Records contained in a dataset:

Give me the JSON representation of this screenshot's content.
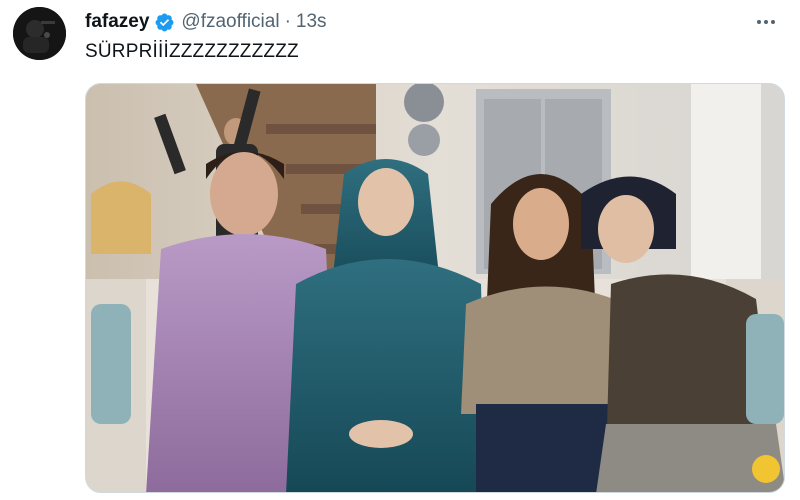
{
  "tweet": {
    "author": {
      "display_name": "fafazey",
      "handle": "@fzaofficial",
      "verified": true,
      "avatar_icon": "profile-photo-dark"
    },
    "separator": "·",
    "timestamp": "13s",
    "text": "SÜRPRİİİZZZZZZZZZZZ",
    "more_icon": "ellipsis-icon",
    "media": {
      "type": "photo",
      "subject": "four women sitting on a sofa in a living room set"
    }
  },
  "colors": {
    "verified_badge": "#1d9bf0",
    "text_primary": "#0f1419",
    "text_secondary": "#536471",
    "border": "#cfd9de"
  }
}
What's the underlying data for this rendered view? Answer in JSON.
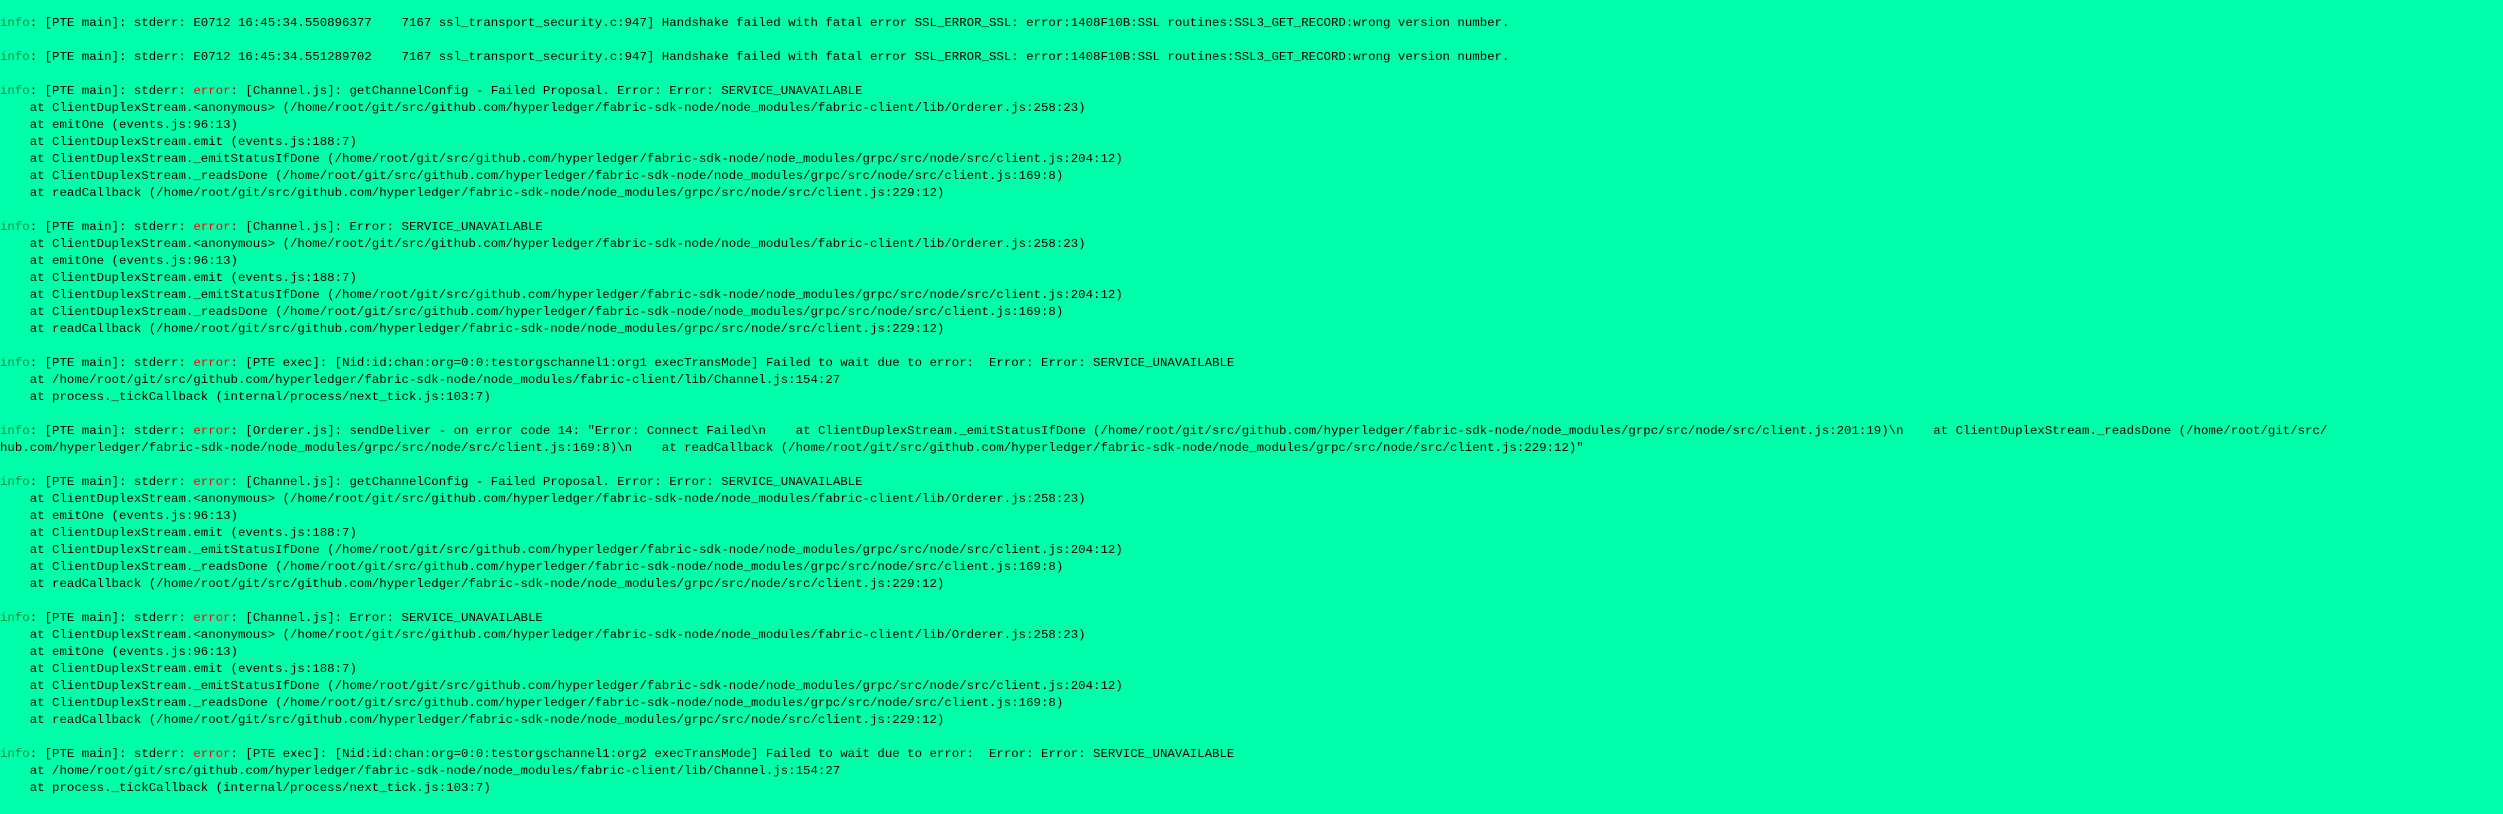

:: Given request ::
Return the material exactly as given, apart from the pictures.

:: Result of the task ::
Give me the JSON representation of this screenshot's content.
{
  "tweet": {
    "author": {
      "display_name": "fafazey",
      "handle": "@fzaofficial",
      "verified": true,
      "avatar_icon": "profile-photo-dark"
    },
    "separator": "·",
    "timestamp": "13s",
    "text": "SÜRPRİİİZZZZZZZZZZZ",
    "more_icon": "ellipsis-icon",
    "media": {
      "type": "photo",
      "subject": "four women sitting on a sofa in a living room set"
    }
  },
  "colors": {
    "verified_badge": "#1d9bf0",
    "text_primary": "#0f1419",
    "text_secondary": "#536471",
    "border": "#cfd9de"
  }
}
What's the underlying data for this rendered view? Answer in JSON.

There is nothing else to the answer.